▶ _Work to be completed_
In the listing below, locate the lines that hold the string "sehr". Copy those lines.
** BEGIN **
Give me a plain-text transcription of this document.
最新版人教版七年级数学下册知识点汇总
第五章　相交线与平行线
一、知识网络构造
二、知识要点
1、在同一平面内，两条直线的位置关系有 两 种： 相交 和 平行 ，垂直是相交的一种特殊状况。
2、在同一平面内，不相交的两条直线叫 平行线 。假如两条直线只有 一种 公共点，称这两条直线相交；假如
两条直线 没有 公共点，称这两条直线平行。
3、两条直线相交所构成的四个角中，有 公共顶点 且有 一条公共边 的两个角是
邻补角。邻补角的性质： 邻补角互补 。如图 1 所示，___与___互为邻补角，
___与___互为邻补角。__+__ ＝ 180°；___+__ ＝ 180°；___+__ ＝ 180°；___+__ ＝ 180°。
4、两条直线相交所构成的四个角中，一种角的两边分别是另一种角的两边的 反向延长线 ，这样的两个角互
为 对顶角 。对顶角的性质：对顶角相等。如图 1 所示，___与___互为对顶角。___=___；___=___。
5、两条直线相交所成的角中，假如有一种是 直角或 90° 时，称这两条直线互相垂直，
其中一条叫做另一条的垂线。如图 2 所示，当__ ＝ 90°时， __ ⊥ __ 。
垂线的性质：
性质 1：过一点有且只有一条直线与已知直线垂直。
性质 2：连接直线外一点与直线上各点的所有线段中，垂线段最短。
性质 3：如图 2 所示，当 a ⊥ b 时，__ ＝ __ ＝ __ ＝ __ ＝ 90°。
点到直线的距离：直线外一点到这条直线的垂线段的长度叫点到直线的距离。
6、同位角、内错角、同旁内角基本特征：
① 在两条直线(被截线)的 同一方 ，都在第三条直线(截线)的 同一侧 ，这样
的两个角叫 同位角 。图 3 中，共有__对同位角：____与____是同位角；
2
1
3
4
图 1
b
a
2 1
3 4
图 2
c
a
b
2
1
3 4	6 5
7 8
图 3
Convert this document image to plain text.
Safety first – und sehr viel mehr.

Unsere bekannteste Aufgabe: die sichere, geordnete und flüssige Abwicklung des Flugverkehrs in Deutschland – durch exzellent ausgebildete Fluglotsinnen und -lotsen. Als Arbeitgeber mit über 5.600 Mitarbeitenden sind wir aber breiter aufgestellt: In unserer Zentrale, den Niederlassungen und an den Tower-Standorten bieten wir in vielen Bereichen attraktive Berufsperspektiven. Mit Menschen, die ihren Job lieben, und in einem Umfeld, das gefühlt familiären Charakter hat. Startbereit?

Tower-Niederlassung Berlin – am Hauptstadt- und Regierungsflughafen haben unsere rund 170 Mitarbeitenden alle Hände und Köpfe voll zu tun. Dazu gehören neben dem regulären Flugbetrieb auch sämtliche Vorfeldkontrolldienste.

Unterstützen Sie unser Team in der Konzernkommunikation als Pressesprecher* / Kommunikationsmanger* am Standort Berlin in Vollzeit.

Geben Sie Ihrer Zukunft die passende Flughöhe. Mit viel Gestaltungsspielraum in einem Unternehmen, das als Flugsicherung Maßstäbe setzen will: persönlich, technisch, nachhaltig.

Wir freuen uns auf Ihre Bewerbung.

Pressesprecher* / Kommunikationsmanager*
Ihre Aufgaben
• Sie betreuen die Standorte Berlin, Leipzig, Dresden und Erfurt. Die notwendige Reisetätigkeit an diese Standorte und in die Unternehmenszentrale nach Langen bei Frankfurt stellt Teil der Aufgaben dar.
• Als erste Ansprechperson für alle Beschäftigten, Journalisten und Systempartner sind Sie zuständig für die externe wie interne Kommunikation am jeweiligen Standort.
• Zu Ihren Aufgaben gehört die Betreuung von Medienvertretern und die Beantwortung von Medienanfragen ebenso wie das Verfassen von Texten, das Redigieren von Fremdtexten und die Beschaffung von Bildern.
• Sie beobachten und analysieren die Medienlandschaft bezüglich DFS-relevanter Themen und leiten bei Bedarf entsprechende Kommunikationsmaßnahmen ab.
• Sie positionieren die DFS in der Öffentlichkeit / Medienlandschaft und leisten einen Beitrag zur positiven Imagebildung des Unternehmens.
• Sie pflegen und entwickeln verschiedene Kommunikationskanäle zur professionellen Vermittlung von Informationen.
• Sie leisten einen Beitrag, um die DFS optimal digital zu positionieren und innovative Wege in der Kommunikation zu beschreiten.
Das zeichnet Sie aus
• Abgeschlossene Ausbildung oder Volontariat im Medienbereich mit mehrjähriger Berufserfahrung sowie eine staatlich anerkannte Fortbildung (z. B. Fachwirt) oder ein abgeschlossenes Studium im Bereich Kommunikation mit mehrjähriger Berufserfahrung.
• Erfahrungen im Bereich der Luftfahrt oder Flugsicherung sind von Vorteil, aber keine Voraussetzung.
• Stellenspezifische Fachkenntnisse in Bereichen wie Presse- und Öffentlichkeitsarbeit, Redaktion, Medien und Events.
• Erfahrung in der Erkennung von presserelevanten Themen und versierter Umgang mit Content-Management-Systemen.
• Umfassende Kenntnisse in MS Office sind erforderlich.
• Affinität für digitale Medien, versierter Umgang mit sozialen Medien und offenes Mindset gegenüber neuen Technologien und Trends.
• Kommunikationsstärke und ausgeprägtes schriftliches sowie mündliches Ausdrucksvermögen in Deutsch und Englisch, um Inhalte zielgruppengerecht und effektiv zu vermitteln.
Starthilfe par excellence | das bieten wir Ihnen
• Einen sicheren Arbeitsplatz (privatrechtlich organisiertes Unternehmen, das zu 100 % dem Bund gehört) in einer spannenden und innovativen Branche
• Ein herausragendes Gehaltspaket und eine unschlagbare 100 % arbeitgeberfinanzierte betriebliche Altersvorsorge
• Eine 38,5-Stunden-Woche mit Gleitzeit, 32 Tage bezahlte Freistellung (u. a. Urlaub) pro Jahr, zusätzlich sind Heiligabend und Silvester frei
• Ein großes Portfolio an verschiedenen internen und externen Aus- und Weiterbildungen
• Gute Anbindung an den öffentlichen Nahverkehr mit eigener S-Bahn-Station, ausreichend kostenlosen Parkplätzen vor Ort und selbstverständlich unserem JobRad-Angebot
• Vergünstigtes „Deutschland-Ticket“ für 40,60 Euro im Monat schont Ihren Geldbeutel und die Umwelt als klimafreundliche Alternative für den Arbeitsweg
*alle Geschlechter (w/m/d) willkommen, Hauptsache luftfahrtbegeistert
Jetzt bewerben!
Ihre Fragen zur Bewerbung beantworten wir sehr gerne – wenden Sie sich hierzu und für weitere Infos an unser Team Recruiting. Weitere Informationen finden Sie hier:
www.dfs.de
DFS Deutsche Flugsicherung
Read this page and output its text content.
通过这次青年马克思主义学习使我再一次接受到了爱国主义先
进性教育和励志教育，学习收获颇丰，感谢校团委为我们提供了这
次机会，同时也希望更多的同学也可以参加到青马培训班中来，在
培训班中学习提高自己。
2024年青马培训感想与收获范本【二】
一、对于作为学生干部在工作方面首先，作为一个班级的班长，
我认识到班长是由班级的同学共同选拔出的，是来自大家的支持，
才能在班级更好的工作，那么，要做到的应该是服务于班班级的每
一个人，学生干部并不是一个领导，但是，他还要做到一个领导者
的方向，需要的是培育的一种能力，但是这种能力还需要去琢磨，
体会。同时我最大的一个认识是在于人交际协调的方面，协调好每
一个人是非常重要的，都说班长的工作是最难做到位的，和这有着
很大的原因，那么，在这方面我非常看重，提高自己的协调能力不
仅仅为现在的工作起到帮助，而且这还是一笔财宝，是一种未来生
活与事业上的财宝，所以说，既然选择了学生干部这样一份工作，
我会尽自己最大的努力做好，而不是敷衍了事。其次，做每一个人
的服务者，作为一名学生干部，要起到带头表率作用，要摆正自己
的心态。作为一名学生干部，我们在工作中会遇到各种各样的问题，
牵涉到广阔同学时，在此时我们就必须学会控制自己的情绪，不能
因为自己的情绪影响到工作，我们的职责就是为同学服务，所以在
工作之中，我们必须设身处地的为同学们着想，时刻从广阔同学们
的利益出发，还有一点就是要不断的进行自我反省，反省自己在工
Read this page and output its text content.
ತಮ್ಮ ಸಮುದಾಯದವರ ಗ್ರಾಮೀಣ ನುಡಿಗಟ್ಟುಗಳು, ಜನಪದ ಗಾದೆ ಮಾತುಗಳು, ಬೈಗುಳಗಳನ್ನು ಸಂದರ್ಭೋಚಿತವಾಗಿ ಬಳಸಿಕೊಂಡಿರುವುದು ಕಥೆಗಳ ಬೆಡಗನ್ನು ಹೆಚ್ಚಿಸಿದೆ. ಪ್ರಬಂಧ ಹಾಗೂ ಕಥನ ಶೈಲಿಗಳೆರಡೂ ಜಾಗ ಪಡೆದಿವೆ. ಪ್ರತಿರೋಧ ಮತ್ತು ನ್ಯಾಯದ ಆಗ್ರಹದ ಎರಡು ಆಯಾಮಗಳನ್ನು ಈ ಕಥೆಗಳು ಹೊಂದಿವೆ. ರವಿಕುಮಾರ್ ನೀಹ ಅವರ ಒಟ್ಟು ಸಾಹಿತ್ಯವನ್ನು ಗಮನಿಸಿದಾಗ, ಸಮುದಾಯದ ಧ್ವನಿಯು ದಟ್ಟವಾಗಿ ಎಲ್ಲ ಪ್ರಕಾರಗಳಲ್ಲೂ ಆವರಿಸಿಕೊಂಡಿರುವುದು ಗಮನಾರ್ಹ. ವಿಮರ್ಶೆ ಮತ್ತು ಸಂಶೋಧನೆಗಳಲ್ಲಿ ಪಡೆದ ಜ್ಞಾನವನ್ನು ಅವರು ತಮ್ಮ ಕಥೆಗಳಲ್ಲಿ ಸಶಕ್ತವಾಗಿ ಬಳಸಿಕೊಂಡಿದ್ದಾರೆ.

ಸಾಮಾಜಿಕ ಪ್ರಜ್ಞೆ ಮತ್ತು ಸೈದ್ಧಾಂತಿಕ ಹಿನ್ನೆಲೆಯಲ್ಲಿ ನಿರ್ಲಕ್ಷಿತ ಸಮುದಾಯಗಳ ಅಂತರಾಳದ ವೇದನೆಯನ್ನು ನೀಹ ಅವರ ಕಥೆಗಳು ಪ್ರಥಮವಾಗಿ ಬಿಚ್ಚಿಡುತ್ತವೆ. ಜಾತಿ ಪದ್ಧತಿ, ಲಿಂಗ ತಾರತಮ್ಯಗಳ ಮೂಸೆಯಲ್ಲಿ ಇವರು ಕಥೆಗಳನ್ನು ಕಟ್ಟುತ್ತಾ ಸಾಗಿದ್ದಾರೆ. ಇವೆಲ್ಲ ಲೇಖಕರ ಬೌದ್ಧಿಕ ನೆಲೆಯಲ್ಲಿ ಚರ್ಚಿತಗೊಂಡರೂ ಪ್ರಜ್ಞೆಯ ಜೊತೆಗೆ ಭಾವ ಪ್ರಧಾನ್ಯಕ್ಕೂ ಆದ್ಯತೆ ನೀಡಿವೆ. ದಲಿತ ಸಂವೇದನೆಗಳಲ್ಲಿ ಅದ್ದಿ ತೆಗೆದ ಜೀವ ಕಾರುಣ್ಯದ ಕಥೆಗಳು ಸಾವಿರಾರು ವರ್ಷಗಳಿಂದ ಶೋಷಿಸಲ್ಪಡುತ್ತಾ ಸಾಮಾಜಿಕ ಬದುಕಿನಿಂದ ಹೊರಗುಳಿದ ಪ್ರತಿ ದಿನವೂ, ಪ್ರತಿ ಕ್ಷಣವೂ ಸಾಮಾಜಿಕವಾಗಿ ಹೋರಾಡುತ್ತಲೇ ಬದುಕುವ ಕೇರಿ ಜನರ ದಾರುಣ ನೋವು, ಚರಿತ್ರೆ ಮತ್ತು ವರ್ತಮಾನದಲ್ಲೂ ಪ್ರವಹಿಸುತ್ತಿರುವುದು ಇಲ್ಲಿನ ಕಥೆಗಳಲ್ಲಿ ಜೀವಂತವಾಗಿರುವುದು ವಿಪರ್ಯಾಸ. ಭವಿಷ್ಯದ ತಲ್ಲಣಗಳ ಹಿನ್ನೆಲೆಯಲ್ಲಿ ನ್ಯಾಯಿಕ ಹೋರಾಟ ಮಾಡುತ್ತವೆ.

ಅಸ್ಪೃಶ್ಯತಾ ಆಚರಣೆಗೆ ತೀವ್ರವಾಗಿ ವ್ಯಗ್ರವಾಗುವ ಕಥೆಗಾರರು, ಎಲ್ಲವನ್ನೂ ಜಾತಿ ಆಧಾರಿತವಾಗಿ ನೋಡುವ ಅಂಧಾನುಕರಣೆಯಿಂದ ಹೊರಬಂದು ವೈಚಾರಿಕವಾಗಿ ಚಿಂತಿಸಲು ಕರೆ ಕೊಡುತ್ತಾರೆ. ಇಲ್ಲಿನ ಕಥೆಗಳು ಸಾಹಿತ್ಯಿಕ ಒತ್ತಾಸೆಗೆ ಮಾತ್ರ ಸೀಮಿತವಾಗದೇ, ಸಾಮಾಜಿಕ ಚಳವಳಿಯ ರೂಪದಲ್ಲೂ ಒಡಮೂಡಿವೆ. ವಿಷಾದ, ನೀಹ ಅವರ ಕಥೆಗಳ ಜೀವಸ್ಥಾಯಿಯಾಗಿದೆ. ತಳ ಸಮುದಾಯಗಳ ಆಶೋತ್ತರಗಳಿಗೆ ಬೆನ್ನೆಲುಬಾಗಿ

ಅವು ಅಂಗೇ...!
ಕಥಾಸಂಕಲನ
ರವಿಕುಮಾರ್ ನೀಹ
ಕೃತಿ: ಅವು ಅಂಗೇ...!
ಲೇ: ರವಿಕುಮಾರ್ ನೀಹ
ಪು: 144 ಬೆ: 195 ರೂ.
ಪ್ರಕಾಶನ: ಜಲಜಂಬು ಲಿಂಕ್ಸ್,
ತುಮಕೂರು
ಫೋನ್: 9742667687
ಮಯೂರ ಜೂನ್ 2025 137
** END **
▶ _Output for this task_
Safety first – und sehr viel mehr.
Ihre Fragen zur Bewerbung beantworten wir sehr gerne – wenden Sie sich hierzu und für weitere Infos an unser Team Recruiting. Weitere Informationen finden Sie hier:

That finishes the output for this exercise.